> [Stated goal]: Pull out every line below that contains the word "title".

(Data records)
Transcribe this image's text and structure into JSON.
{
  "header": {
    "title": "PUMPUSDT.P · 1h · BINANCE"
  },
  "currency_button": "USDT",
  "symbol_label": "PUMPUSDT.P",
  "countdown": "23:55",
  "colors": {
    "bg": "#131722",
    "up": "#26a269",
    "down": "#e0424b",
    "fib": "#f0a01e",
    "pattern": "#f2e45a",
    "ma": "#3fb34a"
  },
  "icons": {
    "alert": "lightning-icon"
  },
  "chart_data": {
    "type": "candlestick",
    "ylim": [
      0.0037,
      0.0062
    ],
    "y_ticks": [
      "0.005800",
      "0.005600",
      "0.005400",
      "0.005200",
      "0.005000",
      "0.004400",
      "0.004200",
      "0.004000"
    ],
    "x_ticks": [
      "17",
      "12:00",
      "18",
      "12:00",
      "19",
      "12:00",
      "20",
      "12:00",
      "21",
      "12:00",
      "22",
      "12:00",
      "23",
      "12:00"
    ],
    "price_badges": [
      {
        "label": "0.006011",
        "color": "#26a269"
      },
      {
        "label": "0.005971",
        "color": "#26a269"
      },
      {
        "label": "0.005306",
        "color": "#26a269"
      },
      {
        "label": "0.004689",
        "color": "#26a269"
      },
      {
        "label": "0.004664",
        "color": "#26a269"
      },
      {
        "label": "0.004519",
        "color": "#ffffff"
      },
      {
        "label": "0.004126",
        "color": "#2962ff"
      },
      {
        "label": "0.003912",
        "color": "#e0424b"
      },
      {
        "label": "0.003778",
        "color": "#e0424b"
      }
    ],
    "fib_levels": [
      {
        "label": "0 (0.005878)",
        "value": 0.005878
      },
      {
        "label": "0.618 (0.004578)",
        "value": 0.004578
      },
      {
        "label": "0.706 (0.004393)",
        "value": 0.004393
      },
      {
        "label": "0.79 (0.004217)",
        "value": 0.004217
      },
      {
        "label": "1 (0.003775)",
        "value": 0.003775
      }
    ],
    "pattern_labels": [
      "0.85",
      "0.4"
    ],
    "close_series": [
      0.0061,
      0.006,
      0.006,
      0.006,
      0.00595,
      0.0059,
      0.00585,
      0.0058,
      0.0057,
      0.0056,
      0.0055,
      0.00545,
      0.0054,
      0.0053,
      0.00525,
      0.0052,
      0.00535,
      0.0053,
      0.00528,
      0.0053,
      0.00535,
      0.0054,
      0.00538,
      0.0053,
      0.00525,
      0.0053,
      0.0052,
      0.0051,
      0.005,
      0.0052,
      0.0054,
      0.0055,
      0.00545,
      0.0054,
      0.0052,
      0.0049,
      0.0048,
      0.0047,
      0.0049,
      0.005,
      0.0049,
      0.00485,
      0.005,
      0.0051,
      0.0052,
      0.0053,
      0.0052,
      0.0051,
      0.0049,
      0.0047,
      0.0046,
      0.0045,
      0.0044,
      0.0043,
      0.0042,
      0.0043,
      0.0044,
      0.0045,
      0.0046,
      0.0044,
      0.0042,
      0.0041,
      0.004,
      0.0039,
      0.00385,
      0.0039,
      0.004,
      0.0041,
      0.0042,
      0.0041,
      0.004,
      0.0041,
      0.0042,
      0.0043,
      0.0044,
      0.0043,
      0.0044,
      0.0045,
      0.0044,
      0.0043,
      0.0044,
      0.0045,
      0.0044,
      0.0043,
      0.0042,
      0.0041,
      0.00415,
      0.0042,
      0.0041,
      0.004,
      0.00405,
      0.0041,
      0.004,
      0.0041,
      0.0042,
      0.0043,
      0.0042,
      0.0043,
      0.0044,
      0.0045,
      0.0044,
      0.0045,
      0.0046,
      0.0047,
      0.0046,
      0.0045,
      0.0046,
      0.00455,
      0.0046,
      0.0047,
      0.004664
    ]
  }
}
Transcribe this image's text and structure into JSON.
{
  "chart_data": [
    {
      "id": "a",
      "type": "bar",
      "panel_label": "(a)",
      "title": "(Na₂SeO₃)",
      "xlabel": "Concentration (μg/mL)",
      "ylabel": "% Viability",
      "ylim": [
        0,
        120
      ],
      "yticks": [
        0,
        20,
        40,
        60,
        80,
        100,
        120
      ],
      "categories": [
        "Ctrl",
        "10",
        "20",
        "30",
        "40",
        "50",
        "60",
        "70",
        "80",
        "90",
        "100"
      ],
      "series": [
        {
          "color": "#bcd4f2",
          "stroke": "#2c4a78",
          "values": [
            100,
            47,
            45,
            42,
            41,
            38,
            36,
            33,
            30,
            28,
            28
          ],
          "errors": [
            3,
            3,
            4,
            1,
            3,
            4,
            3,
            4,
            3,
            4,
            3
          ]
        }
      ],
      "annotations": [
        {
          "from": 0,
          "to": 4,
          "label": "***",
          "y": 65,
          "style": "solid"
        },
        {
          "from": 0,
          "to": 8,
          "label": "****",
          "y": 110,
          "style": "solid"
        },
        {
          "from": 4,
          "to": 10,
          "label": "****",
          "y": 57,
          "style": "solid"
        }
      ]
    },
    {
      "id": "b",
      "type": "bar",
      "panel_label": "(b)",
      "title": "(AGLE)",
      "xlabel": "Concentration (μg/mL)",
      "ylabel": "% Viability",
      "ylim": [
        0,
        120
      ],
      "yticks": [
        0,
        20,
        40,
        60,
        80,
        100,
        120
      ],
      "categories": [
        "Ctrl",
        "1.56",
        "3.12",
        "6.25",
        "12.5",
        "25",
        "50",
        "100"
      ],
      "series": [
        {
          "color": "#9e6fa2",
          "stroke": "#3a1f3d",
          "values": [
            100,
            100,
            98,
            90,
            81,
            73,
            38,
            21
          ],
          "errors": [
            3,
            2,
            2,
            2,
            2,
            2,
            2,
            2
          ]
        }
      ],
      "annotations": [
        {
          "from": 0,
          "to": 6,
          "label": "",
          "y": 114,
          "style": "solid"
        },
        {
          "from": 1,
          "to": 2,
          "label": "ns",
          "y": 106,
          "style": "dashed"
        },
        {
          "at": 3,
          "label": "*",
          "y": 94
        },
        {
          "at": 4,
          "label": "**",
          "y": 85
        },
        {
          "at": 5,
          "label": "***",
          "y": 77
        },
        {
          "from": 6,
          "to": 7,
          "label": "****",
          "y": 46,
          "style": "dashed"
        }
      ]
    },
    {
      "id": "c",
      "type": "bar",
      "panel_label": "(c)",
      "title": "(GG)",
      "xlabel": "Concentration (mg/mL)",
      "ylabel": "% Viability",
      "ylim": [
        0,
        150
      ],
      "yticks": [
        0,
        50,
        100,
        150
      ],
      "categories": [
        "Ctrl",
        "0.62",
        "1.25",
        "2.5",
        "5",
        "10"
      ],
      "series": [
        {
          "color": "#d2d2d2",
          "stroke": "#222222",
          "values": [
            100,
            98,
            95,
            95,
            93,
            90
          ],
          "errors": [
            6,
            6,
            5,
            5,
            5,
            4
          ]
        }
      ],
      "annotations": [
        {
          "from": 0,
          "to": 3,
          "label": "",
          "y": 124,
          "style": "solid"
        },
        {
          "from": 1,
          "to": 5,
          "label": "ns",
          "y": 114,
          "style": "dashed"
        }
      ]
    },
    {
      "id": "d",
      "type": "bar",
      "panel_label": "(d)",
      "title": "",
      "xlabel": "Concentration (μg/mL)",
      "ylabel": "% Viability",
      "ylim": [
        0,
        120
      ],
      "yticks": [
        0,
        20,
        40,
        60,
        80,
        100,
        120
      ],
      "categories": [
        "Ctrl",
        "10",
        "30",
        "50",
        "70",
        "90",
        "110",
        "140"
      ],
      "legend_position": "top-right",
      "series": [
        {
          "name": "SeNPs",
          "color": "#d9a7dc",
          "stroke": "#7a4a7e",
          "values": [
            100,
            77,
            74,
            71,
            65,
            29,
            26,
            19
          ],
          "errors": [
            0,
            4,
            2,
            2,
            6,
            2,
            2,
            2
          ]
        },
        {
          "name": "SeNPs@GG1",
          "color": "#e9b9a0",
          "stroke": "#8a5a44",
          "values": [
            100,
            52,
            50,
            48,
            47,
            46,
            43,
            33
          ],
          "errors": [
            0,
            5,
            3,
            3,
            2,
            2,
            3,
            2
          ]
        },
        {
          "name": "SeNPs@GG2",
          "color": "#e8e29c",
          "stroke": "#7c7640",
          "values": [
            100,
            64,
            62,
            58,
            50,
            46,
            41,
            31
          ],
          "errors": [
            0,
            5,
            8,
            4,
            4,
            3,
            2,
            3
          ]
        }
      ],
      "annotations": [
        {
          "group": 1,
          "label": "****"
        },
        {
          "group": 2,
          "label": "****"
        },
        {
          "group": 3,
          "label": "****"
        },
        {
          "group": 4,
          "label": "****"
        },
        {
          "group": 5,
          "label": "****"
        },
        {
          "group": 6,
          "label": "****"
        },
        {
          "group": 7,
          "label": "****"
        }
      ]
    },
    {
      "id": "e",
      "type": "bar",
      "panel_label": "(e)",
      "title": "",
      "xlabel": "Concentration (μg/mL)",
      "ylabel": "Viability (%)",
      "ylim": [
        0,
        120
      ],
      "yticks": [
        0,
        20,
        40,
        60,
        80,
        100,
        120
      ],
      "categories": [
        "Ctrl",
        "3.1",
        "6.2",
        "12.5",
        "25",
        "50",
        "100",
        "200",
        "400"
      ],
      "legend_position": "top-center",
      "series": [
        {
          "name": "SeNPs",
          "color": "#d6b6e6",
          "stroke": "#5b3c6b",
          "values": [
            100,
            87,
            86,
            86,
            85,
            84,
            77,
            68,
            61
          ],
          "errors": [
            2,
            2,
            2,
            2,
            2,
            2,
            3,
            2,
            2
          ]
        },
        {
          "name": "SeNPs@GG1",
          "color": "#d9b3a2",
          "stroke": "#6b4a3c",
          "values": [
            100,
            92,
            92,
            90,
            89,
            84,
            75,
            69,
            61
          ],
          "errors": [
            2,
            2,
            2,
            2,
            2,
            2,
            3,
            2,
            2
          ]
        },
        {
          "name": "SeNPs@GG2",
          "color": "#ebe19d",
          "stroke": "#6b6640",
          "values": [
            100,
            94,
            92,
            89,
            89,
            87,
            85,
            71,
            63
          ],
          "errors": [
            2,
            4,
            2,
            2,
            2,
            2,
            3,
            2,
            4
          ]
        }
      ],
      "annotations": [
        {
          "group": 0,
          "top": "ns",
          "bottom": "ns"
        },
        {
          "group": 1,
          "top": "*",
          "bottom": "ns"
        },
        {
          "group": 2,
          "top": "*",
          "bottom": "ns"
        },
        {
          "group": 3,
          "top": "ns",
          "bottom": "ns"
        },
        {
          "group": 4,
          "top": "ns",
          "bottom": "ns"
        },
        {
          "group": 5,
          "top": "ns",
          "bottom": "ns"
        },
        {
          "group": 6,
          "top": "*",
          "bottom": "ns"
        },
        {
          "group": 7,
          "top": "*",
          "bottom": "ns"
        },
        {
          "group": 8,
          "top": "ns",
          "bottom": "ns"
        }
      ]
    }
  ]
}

> [Expected answer]:
    "title": "PUMPUSDT.P · 1h · BINANCE"
      "title": "(Na₂SeO₃)",
      "title": "(AGLE)",
      "title": "(GG)",
      "title": "",
      "title": "",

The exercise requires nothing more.